--- EXERCISE DETAILS ---
Take the entries below and reproduce them word for word.

▬▬▬

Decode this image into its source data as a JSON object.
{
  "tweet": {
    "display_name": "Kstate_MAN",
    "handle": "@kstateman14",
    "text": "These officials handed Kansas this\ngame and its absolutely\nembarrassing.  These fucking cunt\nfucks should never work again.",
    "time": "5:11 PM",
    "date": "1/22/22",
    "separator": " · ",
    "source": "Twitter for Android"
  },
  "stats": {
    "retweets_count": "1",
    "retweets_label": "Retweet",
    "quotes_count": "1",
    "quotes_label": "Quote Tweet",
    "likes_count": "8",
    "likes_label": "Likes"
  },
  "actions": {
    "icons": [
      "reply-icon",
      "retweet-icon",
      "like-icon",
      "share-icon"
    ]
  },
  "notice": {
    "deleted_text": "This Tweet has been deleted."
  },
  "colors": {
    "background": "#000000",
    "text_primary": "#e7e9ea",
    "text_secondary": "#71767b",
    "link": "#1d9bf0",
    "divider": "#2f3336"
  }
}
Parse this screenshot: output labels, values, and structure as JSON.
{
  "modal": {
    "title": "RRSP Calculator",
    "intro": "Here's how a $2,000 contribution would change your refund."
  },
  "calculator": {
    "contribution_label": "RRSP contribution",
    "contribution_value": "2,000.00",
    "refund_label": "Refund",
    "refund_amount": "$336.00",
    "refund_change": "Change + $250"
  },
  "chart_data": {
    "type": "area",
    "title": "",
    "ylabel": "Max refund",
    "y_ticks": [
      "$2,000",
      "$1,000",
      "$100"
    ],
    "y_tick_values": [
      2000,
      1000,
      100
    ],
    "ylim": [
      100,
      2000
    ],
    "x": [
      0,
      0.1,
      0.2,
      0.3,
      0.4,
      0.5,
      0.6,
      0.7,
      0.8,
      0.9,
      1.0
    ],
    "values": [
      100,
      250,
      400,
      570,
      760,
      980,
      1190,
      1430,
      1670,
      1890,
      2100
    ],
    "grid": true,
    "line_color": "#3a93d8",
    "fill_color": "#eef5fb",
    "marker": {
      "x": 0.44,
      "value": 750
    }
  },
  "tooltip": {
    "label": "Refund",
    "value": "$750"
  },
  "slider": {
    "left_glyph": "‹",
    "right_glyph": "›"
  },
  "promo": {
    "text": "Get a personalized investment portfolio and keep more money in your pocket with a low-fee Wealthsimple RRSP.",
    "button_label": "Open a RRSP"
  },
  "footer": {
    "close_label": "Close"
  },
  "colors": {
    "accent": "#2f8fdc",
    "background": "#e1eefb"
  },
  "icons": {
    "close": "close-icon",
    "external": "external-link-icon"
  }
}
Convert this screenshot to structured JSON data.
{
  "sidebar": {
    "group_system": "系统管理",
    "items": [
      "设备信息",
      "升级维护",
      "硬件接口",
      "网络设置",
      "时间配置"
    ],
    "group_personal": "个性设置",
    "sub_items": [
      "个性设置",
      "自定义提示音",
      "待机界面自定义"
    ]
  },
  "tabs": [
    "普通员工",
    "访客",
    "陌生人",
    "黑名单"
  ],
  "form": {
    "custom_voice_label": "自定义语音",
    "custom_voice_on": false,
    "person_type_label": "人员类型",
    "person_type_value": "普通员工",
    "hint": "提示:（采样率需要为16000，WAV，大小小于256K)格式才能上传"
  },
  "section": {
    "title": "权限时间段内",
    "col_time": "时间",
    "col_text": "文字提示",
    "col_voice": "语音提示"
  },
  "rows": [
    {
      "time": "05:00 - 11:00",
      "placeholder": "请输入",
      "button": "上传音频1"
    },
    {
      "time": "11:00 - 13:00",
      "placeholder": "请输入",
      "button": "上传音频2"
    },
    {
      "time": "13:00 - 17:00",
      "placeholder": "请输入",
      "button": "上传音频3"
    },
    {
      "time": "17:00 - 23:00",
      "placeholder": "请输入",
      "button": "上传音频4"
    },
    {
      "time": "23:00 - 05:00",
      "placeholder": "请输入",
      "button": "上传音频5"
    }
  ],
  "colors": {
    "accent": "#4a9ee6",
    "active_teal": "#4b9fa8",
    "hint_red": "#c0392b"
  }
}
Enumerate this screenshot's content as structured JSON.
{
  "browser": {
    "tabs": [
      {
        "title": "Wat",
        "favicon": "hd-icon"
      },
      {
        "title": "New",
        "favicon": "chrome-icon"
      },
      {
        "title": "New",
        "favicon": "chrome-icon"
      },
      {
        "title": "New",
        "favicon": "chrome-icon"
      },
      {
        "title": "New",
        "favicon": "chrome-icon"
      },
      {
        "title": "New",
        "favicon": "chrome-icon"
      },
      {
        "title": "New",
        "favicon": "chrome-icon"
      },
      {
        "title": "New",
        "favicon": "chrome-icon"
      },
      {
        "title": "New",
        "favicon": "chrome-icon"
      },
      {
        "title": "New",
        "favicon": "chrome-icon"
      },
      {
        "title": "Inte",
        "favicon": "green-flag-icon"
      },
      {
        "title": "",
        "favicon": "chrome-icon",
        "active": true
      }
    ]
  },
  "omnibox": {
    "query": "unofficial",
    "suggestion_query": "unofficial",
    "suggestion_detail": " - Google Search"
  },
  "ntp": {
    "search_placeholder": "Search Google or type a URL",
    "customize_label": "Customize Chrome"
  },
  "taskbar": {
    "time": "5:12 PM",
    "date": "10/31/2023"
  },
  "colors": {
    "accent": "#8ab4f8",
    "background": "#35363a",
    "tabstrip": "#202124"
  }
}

▬▬▬

--- ANSWER FOR THE TASK ---
Decode this image into its source data as a JSON object.
{
  "tweet": {
    "display_name": "Kstate_MAN",
    "handle": "@kstateman14",
    "text": "These officials handed Kansas this\ngame and its absolutely\nembarrassing.  These fucking cunt\nfucks should never work again.",
    "time": "5:11 PM",
    "date": "1/22/22",
    "separator": " · ",
    "source": "Twitter for Android"
  },
  "stats": {
    "retweets_count": "1",
    "retweets_label": "Retweet",
    "quotes_count": "1",
    "quotes_label": "Quote Tweet",
    "likes_count": "8",
    "likes_label": "Likes"
  },
  "actions": {
    "icons": [
      "reply-icon",
      "retweet-icon",
      "like-icon",
      "share-icon"
    ]
  },
  "notice": {
    "deleted_text": "This Tweet has been deleted."
  },
  "colors": {
    "background": "#000000",
    "text_primary": "#e7e9ea",
    "text_secondary": "#71767b",
    "link": "#1d9bf0",
    "divider": "#2f3336"
  }
}
Parse this screenshot: output labels, values, and structure as JSON.
{
  "modal": {
    "title": "RRSP Calculator",
    "intro": "Here's how a $2,000 contribution would change your refund."
  },
  "calculator": {
    "contribution_label": "RRSP contribution",
    "contribution_value": "2,000.00",
    "refund_label": "Refund",
    "refund_amount": "$336.00",
    "refund_change": "Change + $250"
  },
  "chart_data": {
    "type": "area",
    "title": "",
    "ylabel": "Max refund",
    "y_ticks": [
      "$2,000",
      "$1,000",
      "$100"
    ],
    "y_tick_values": [
      2000,
      1000,
      100
    ],
    "ylim": [
      100,
      2000
    ],
    "x": [
      0,
      0.1,
      0.2,
      0.3,
      0.4,
      0.5,
      0.6,
      0.7,
      0.8,
      0.9,
      1.0
    ],
    "values": [
      100,
      250,
      400,
      570,
      760,
      980,
      1190,
      1430,
      1670,
      1890,
      2100
    ],
    "grid": true,
    "line_color": "#3a93d8",
    "fill_color": "#eef5fb",
    "marker": {
      "x": 0.44,
      "value": 750
    }
  },
  "tooltip": {
    "label": "Refund",
    "value": "$750"
  },
  "slider": {
    "left_glyph": "‹",
    "right_glyph": "›"
  },
  "promo": {
    "text": "Get a personalized investment portfolio and keep more money in your pocket with a low-fee Wealthsimple RRSP.",
    "button_label": "Open a RRSP"
  },
  "footer": {
    "close_label": "Close"
  },
  "colors": {
    "accent": "#2f8fdc",
    "background": "#e1eefb"
  },
  "icons": {
    "close": "close-icon",
    "external": "external-link-icon"
  }
}
Convert this screenshot to structured JSON data.
{
  "sidebar": {
    "group_system": "系统管理",
    "items": [
      "设备信息",
      "升级维护",
      "硬件接口",
      "网络设置",
      "时间配置"
    ],
    "group_personal": "个性设置",
    "sub_items": [
      "个性设置",
      "自定义提示音",
      "待机界面自定义"
    ]
  },
  "tabs": [
    "普通员工",
    "访客",
    "陌生人",
    "黑名单"
  ],
  "form": {
    "custom_voice_label": "自定义语音",
    "custom_voice_on": false,
    "person_type_label": "人员类型",
    "person_type_value": "普通员工",
    "hint": "提示:（采样率需要为16000，WAV，大小小于256K)格式才能上传"
  },
  "section": {
    "title": "权限时间段内",
    "col_time": "时间",
    "col_text": "文字提示",
    "col_voice": "语音提示"
  },
  "rows": [
    {
      "time": "05:00 - 11:00",
      "placeholder": "请输入",
      "button": "上传音频1"
    },
    {
      "time": "11:00 - 13:00",
      "placeholder": "请输入",
      "button": "上传音频2"
    },
    {
      "time": "13:00 - 17:00",
      "placeholder": "请输入",
      "button": "上传音频3"
    },
    {
      "time": "17:00 - 23:00",
      "placeholder": "请输入",
      "button": "上传音频4"
    },
    {
      "time": "23:00 - 05:00",
      "placeholder": "请输入",
      "button": "上传音频5"
    }
  ],
  "colors": {
    "accent": "#4a9ee6",
    "active_teal": "#4b9fa8",
    "hint_red": "#c0392b"
  }
}
Enumerate this screenshot's content as structured JSON.
{
  "browser": {
    "tabs": [
      {
        "title": "Wat",
        "favicon": "hd-icon"
      },
      {
        "title": "New",
        "favicon": "chrome-icon"
      },
      {
        "title": "New",
        "favicon": "chrome-icon"
      },
      {
        "title": "New",
        "favicon": "chrome-icon"
      },
      {
        "title": "New",
        "favicon": "chrome-icon"
      },
      {
        "title": "New",
        "favicon": "chrome-icon"
      },
      {
        "title": "New",
        "favicon": "chrome-icon"
      },
      {
        "title": "New",
        "favicon": "chrome-icon"
      },
      {
        "title": "New",
        "favicon": "chrome-icon"
      },
      {
        "title": "New",
        "favicon": "chrome-icon"
      },
      {
        "title": "Inte",
        "favicon": "green-flag-icon"
      },
      {
        "title": "",
        "favicon": "chrome-icon",
        "active": true
      }
    ]
  },
  "omnibox": {
    "query": "unofficial",
    "suggestion_query": "unofficial",
    "suggestion_detail": " - Google Search"
  },
  "ntp": {
    "search_placeholder": "Search Google or type a URL",
    "customize_label": "Customize Chrome"
  },
  "taskbar": {
    "time": "5:12 PM",
    "date": "10/31/2023"
  },
  "colors": {
    "accent": "#8ab4f8",
    "background": "#35363a",
    "tabstrip": "#202124"
  }
}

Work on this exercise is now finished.